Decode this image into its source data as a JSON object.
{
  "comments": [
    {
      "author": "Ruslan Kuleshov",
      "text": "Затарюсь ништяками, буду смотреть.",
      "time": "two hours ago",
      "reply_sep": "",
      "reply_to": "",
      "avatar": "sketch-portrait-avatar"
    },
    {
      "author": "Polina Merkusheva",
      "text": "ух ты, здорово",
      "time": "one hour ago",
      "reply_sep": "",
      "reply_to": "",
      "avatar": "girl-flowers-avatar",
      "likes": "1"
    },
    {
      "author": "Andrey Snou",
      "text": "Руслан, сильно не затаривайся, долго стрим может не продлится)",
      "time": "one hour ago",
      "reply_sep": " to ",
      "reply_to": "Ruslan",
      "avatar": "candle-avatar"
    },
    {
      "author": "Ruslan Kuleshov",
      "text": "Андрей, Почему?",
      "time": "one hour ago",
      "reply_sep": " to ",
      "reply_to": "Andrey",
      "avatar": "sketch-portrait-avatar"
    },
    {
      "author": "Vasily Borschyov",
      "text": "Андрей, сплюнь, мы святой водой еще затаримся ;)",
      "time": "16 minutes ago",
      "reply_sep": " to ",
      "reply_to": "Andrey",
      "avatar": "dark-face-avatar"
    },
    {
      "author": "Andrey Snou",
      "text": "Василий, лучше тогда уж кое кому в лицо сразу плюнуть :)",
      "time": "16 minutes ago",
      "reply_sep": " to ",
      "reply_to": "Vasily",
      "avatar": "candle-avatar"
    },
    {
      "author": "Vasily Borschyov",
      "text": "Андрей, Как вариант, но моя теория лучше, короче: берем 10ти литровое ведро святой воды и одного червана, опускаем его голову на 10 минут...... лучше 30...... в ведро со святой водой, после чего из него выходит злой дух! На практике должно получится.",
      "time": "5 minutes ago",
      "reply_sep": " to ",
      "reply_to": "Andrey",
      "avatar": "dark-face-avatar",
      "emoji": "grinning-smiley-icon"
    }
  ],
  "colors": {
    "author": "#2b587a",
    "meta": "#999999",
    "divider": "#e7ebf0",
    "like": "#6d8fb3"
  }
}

▸ **TASK PROMPT**
Print the records once more, exactly as they were given.

▸ **WRITTEN RESPONSE**
Decode this image into its source data as a JSON object.
{
  "comments": [
    {
      "author": "Ruslan Kuleshov",
      "text": "Затарюсь ништяками, буду смотреть.",
      "time": "two hours ago",
      "reply_sep": "",
      "reply_to": "",
      "avatar": "sketch-portrait-avatar"
    },
    {
      "author": "Polina Merkusheva",
      "text": "ух ты, здорово",
      "time": "one hour ago",
      "reply_sep": "",
      "reply_to": "",
      "avatar": "girl-flowers-avatar",
      "likes": "1"
    },
    {
      "author": "Andrey Snou",
      "text": "Руслан, сильно не затаривайся, долго стрим может не продлится)",
      "time": "one hour ago",
      "reply_sep": " to ",
      "reply_to": "Ruslan",
      "avatar": "candle-avatar"
    },
    {
      "author": "Ruslan Kuleshov",
      "text": "Андрей, Почему?",
      "time": "one hour ago",
      "reply_sep": " to ",
      "reply_to": "Andrey",
      "avatar": "sketch-portrait-avatar"
    },
    {
      "author": "Vasily Borschyov",
      "text": "Андрей, сплюнь, мы святой водой еще затаримся ;)",
      "time": "16 minutes ago",
      "reply_sep": " to ",
      "reply_to": "Andrey",
      "avatar": "dark-face-avatar"
    },
    {
      "author": "Andrey Snou",
      "text": "Василий, лучше тогда уж кое кому в лицо сразу плюнуть :)",
      "time": "16 minutes ago",
      "reply_sep": " to ",
      "reply_to": "Vasily",
      "avatar": "candle-avatar"
    },
    {
      "author": "Vasily Borschyov",
      "text": "Андрей, Как вариант, но моя теория лучше, короче: берем 10ти литровое ведро святой воды и одного червана, опускаем его голову на 10 минут...... лучше 30...... в ведро со святой водой, после чего из него выходит злой дух! На практике должно получится.",
      "time": "5 minutes ago",
      "reply_sep": " to ",
      "reply_to": "Andrey",
      "avatar": "dark-face-avatar",
      "emoji": "grinning-smiley-icon"
    }
  ],
  "colors": {
    "author": "#2b587a",
    "meta": "#999999",
    "divider": "#e7ebf0",
    "like": "#6d8fb3"
  }
}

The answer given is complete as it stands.